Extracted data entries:
*****

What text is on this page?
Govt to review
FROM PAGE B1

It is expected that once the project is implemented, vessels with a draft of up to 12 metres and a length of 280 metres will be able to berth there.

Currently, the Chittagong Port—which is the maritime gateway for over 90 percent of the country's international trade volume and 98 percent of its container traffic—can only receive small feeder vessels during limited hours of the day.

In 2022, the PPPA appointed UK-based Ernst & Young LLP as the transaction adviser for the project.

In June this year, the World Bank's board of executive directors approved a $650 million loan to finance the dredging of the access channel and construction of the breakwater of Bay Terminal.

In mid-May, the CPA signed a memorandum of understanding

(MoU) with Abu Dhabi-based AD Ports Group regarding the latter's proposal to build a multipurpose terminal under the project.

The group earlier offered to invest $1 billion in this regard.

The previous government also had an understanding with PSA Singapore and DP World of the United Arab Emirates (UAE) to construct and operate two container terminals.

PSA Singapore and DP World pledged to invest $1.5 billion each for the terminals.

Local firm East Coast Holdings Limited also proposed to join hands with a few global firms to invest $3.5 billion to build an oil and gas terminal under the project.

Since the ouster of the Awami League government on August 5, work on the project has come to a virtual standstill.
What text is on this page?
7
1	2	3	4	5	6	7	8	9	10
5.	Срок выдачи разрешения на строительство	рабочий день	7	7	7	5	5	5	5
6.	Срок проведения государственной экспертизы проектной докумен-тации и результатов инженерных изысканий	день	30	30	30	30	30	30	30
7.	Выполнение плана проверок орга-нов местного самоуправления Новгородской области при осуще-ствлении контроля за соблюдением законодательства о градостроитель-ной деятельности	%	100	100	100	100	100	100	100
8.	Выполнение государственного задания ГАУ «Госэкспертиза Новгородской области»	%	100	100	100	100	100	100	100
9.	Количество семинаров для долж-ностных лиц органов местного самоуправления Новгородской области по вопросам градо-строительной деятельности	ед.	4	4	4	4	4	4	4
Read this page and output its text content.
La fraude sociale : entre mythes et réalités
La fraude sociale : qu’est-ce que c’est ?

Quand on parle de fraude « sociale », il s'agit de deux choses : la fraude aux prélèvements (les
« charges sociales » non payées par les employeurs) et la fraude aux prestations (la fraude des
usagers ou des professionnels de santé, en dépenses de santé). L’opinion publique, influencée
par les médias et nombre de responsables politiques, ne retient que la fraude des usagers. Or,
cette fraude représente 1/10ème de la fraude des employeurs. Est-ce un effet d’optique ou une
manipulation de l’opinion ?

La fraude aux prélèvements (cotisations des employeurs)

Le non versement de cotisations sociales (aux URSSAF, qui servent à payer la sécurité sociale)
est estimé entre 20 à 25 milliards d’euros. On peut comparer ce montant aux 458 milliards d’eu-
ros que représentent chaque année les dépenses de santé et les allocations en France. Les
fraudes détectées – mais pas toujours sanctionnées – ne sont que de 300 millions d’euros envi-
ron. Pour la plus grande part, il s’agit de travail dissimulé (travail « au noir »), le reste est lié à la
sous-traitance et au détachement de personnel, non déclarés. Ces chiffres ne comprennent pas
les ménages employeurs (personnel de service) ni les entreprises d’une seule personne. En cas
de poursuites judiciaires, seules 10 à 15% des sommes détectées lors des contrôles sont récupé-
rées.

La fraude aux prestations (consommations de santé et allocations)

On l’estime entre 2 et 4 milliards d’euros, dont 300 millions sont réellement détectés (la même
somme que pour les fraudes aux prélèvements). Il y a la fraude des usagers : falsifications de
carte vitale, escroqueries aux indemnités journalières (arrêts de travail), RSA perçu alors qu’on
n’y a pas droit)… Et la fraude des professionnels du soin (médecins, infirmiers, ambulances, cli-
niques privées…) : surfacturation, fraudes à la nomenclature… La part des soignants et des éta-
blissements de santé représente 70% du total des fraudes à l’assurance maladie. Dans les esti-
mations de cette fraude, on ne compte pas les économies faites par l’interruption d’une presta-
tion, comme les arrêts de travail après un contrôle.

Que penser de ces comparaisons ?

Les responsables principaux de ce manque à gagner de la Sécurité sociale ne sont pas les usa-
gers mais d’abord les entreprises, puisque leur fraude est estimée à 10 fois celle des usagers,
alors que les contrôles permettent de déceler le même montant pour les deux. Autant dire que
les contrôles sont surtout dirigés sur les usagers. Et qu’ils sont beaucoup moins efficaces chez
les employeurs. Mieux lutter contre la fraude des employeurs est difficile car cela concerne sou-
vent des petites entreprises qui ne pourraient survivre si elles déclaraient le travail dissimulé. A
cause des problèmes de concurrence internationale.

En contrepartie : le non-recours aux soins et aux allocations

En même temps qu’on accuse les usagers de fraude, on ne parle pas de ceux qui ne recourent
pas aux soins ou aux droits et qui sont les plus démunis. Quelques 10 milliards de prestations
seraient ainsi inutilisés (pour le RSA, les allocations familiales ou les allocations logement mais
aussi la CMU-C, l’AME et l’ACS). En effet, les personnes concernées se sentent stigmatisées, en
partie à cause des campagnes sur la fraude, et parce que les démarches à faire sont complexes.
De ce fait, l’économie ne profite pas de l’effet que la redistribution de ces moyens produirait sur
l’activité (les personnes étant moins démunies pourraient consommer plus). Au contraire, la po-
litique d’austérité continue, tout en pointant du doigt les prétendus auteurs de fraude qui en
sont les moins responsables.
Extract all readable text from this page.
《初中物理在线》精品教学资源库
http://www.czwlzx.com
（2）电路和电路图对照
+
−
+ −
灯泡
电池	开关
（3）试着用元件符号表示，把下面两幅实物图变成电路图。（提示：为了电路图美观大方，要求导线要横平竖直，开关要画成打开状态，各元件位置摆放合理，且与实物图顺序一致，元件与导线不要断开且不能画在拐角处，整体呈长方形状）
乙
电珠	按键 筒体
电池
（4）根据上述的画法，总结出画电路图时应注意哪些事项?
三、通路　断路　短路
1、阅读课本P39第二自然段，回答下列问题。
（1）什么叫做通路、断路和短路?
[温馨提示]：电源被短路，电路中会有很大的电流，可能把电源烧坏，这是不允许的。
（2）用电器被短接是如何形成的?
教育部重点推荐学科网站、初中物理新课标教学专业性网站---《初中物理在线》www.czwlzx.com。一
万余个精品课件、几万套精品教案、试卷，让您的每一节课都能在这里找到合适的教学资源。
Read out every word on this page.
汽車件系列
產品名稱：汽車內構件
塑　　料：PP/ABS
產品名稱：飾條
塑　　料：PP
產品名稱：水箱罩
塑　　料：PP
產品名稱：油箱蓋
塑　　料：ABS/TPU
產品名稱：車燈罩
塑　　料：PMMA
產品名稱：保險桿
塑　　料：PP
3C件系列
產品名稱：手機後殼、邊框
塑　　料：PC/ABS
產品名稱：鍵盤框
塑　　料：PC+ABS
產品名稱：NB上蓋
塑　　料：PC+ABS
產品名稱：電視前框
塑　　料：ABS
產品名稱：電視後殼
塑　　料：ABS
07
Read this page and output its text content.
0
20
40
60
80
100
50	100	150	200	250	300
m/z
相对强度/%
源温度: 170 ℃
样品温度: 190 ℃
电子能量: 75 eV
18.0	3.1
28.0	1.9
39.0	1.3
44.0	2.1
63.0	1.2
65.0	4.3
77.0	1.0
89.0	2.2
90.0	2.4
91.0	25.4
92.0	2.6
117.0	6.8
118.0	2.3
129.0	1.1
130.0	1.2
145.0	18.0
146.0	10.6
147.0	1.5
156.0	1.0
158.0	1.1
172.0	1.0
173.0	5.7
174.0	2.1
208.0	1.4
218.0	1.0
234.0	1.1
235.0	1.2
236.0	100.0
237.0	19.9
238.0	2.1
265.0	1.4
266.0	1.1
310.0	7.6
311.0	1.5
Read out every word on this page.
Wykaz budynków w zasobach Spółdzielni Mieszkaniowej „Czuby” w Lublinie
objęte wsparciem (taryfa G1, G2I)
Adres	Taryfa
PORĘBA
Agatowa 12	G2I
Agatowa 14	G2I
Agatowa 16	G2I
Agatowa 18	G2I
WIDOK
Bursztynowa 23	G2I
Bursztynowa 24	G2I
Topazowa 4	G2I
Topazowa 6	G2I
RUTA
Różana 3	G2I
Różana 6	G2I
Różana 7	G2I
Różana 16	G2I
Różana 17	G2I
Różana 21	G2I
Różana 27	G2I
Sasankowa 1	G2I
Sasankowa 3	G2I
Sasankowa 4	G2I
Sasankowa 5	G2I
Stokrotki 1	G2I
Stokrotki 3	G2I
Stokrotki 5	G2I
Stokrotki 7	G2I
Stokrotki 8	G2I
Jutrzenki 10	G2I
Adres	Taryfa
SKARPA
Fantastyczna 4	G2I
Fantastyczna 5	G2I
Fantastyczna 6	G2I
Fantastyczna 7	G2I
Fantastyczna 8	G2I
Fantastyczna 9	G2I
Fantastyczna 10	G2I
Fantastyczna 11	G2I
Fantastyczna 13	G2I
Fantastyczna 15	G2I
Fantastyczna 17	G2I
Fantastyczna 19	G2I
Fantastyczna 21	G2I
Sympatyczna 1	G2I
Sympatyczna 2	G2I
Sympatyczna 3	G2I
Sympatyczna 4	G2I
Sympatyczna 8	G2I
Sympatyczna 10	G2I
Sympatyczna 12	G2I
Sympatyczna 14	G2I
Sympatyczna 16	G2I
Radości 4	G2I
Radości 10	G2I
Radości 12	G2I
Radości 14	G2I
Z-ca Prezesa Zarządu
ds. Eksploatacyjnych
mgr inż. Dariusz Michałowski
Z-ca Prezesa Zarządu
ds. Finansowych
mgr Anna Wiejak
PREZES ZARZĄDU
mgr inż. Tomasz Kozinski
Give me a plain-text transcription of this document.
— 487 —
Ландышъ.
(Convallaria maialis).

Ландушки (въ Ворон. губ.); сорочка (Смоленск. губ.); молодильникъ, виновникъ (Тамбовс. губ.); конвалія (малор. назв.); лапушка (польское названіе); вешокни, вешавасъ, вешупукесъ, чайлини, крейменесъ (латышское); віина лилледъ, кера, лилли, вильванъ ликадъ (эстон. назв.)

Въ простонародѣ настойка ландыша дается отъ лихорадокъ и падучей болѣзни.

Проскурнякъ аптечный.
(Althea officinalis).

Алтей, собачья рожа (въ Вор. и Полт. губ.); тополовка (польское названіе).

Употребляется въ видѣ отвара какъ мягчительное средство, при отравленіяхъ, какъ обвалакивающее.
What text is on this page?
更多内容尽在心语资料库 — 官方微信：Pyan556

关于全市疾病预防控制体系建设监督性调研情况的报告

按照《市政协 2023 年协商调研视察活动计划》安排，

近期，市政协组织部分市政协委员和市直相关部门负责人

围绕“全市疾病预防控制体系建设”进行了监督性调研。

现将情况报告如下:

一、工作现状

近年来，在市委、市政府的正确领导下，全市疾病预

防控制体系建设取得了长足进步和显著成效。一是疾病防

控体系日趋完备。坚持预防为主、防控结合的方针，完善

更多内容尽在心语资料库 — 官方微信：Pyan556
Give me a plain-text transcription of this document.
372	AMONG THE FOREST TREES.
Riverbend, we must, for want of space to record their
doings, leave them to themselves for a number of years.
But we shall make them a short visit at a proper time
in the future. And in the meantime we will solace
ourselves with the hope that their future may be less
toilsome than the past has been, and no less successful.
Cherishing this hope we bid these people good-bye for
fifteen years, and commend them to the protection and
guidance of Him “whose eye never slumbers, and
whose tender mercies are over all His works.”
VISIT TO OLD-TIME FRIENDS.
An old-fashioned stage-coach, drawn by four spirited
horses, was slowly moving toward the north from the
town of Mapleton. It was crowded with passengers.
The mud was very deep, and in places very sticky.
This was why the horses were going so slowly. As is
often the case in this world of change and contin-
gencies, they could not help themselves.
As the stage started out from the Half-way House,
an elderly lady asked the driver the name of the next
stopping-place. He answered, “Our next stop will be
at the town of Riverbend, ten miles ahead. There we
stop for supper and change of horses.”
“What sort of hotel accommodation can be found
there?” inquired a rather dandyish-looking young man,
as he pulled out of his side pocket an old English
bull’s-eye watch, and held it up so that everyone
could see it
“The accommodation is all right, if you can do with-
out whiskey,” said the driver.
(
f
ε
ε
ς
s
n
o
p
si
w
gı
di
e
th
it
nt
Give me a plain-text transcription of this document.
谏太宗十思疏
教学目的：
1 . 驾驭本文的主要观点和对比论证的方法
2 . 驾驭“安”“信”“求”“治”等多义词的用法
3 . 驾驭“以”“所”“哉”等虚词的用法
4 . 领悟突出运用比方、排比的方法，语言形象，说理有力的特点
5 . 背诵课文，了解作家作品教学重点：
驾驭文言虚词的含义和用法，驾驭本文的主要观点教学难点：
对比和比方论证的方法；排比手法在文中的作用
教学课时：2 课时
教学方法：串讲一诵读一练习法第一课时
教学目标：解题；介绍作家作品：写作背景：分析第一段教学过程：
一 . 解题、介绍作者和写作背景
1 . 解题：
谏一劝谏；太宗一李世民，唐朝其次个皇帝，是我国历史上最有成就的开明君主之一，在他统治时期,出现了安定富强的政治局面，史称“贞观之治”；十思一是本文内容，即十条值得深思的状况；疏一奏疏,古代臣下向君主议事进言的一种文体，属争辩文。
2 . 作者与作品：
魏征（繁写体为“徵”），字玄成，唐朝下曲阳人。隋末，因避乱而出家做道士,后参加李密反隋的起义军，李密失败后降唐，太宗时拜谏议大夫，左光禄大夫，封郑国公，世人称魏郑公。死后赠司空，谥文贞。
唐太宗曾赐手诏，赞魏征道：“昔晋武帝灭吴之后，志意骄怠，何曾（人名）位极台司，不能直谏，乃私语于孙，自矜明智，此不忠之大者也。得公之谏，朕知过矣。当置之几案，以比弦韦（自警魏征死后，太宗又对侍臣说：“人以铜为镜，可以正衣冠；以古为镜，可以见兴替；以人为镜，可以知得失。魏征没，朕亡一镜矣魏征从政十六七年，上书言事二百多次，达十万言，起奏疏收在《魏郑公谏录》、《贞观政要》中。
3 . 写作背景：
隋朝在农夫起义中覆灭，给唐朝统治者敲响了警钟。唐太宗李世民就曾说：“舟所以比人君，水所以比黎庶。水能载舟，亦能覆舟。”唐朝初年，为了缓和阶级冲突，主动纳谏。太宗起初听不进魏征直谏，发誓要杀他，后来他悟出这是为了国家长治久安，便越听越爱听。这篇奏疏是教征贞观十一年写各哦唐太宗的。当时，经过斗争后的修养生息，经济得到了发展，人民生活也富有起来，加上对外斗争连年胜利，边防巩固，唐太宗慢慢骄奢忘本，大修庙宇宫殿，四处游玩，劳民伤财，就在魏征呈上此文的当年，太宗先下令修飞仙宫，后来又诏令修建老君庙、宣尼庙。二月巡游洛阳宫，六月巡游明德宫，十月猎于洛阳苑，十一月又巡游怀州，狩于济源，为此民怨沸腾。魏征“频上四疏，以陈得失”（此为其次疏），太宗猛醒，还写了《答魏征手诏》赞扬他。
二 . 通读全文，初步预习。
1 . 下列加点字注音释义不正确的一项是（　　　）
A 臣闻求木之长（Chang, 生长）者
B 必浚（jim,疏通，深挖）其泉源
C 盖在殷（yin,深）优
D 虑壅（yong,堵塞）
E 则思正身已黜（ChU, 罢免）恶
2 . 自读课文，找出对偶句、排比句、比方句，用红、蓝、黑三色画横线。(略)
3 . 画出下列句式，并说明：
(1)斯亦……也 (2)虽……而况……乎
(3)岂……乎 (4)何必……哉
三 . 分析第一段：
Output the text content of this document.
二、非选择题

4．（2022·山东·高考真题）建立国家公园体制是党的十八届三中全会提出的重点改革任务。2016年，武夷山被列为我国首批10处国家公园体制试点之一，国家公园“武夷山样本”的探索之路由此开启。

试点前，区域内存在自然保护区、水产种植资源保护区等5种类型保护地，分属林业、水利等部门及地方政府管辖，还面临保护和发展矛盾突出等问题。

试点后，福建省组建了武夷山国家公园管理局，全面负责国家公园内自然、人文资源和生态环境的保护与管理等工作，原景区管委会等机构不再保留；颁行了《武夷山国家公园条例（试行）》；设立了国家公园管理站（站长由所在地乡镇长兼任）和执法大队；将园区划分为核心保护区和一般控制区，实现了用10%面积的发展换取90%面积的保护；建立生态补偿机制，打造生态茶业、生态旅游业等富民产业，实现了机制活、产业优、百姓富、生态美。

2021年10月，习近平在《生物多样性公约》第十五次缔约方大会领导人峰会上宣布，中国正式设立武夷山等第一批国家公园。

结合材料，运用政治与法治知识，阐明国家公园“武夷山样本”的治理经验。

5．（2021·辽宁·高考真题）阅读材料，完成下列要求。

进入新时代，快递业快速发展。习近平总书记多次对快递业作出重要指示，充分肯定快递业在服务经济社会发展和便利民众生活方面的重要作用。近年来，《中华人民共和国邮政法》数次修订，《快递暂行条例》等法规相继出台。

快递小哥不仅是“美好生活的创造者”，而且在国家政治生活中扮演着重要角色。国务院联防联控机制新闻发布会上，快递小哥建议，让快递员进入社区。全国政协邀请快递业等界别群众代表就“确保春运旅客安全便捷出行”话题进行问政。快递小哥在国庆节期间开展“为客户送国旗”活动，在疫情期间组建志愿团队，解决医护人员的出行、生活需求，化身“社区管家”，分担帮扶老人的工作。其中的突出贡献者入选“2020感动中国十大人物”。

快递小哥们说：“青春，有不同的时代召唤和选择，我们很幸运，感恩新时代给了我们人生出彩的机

*****

Instructions to follow >>
Look through the entries above; copy each line where the string "cause" appears.

The result >>
cause des problèmes de concurrence internationale.
partie à cause des campagnes sur la fraude, et parce que les démarches à faire sont complexes.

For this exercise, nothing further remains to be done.